→ **Direction**
Every line below that holds the string "Tregtarët" should be copied out.

——————

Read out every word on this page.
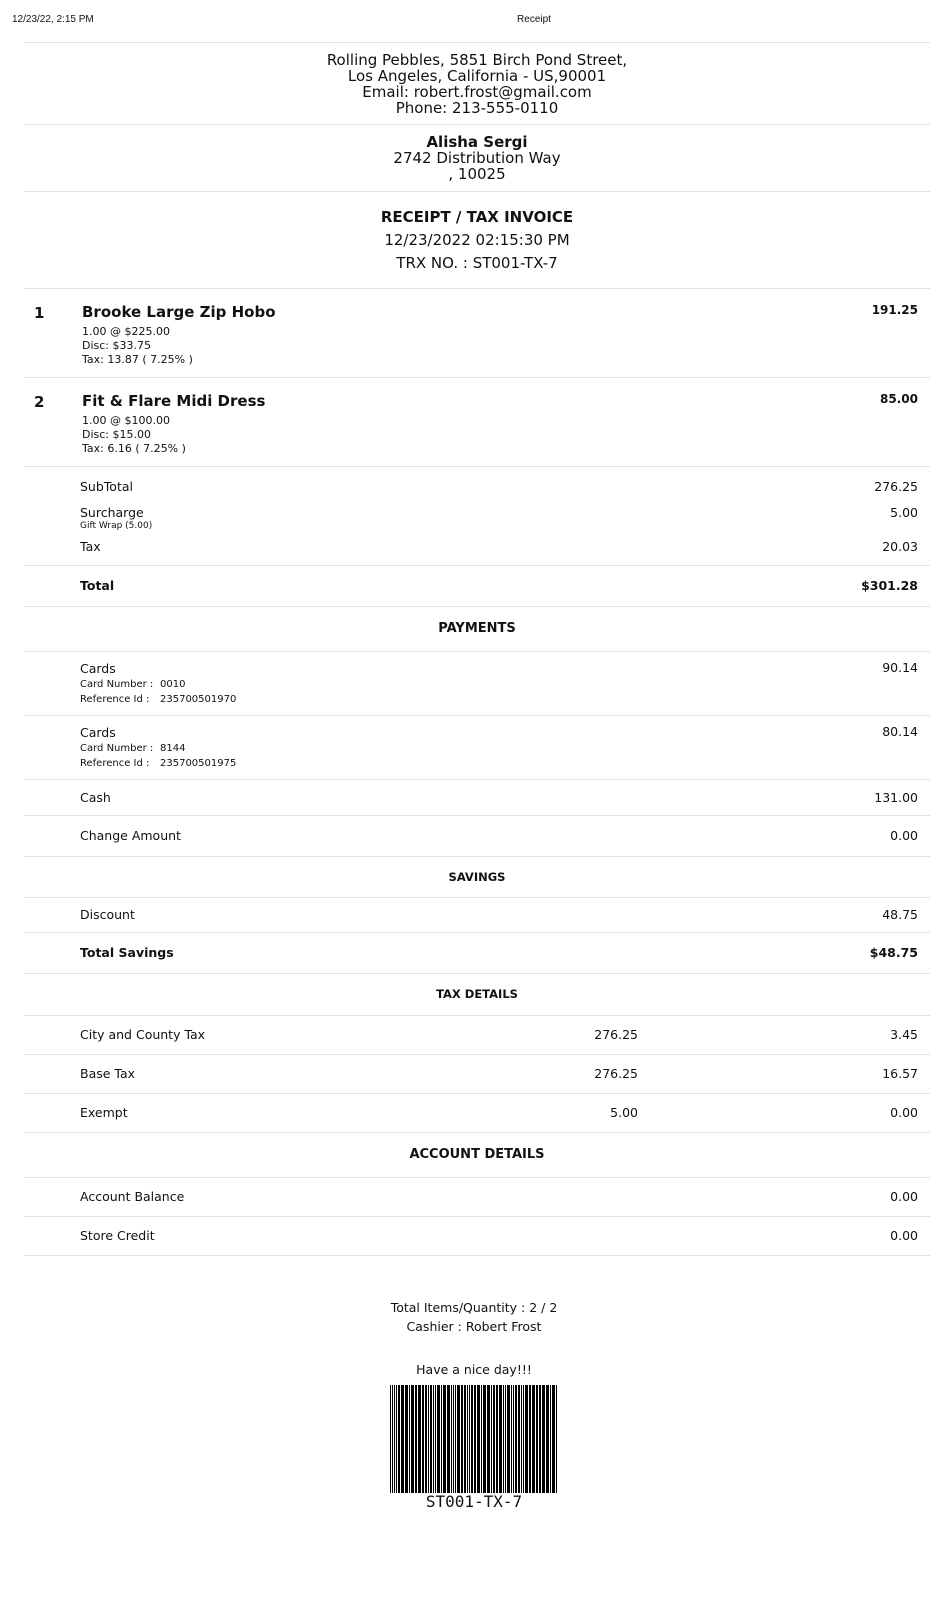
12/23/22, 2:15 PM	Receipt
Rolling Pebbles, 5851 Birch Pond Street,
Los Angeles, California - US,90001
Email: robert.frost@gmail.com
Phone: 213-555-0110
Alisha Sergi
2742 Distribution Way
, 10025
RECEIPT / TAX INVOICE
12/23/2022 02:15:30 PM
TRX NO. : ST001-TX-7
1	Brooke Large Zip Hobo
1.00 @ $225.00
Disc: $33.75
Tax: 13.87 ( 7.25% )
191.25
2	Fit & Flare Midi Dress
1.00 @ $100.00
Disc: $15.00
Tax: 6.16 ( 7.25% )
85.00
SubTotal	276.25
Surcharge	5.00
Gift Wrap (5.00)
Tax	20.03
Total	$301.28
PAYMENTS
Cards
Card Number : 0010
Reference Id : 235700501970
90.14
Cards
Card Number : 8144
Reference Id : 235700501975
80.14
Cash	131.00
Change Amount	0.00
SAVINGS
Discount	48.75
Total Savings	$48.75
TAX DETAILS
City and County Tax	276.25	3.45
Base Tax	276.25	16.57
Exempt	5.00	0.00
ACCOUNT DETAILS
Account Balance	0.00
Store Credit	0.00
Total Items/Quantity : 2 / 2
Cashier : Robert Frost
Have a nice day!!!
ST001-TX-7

——————

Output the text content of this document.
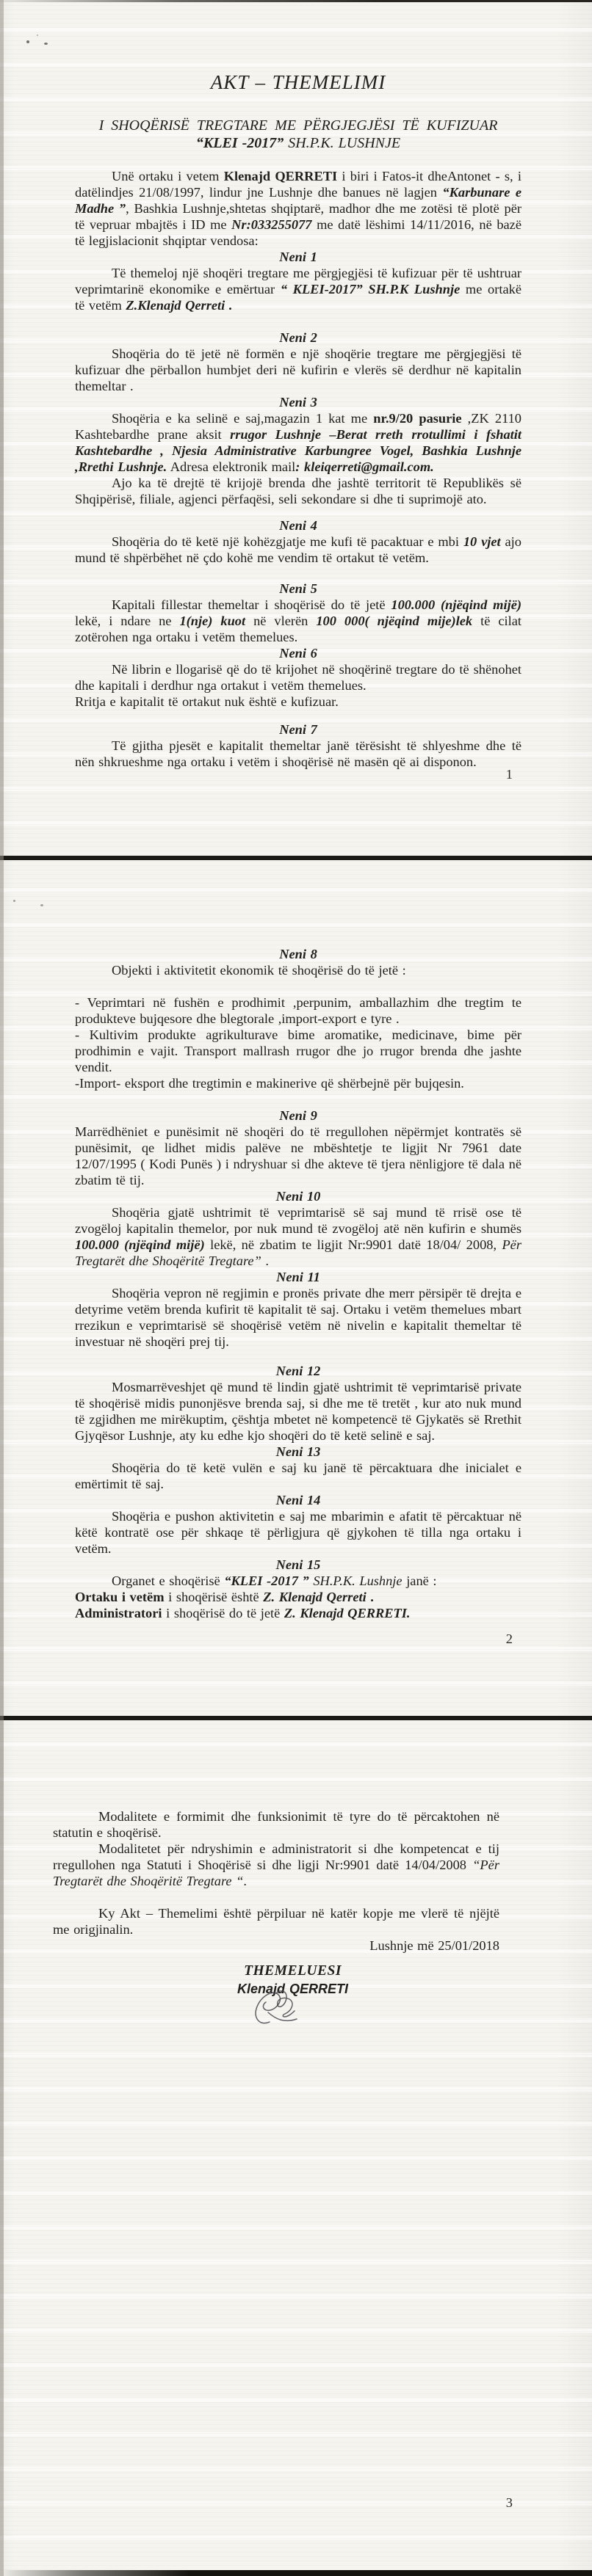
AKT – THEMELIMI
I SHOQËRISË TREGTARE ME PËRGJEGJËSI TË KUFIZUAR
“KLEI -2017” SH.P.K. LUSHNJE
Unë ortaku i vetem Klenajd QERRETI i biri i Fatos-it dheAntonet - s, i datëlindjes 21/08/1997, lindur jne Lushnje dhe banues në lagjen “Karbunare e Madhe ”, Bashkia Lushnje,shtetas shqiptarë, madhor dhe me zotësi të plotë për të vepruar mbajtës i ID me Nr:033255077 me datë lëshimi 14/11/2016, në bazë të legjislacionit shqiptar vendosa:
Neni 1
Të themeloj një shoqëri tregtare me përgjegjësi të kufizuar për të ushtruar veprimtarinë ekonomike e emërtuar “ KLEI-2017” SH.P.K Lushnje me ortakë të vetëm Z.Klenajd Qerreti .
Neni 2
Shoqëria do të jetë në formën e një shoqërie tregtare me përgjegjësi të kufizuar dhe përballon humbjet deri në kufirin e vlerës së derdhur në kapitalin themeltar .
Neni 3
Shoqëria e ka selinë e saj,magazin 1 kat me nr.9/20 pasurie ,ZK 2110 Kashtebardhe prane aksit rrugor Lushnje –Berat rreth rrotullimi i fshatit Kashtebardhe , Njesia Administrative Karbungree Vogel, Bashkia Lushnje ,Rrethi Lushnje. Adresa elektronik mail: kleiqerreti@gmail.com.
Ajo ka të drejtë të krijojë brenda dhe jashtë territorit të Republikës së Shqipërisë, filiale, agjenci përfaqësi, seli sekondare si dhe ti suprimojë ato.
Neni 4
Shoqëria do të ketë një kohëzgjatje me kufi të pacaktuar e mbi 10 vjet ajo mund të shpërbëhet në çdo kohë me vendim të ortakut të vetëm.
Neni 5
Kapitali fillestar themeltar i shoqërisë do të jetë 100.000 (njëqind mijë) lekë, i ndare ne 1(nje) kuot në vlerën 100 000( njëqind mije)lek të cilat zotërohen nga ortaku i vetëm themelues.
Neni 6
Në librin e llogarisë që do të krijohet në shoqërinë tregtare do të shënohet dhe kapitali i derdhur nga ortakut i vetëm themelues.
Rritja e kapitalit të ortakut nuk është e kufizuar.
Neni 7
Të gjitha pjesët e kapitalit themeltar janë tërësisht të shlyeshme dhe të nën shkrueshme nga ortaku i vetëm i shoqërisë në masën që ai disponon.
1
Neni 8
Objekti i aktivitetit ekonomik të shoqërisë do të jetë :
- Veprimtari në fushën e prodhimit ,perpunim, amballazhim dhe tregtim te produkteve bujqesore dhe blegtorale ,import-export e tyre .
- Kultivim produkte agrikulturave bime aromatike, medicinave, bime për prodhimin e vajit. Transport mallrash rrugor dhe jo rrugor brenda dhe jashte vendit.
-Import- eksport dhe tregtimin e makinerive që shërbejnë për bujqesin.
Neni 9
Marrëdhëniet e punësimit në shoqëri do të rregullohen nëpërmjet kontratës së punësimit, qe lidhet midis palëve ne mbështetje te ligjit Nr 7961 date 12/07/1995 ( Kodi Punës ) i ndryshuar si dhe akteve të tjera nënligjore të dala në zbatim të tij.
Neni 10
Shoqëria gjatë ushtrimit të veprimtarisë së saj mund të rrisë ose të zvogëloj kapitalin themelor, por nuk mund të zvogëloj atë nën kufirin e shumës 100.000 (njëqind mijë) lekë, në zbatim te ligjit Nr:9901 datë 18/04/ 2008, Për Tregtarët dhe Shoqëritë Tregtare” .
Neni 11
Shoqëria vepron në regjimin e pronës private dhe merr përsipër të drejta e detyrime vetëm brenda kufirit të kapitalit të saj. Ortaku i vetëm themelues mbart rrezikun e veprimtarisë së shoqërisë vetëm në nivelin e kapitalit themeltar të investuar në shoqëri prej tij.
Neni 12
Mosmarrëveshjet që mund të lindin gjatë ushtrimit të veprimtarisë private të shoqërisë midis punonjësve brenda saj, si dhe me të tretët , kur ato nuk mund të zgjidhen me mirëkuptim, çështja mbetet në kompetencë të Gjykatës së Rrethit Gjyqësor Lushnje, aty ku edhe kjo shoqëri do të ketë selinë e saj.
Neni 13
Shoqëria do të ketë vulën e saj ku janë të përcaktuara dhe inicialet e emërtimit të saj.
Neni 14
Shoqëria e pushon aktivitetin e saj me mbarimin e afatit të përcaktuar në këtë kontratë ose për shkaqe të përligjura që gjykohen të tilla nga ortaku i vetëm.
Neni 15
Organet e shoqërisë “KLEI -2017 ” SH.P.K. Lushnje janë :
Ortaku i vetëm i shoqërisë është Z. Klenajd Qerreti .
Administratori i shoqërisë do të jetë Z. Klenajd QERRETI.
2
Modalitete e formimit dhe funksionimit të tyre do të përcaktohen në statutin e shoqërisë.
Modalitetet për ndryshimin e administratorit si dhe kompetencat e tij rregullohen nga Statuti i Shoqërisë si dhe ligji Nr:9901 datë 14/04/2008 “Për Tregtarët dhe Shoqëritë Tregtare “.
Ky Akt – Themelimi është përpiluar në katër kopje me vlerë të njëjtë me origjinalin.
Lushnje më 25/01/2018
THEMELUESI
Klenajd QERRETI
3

——————

→ **Written solution**
Shoqëria gjatë ushtrimit të veprimtarisë së saj mund të rrisë ose të zvogëloj kapitalin themelor, por nuk mund të zvogëloj atë nën kufirin e shumës 100.000 (njëqind mijë) lekë, në zbatim te ligjit Nr:9901 datë 18/04/ 2008, Për Tregtarët dhe Shoqëritë Tregtare” .
Modalitetet për ndryshimin e administratorit si dhe kompetencat e tij rregullohen nga Statuti i Shoqërisë si dhe ligji Nr:9901 datë 14/04/2008 “Për Tregtarët dhe Shoqëritë Tregtare “.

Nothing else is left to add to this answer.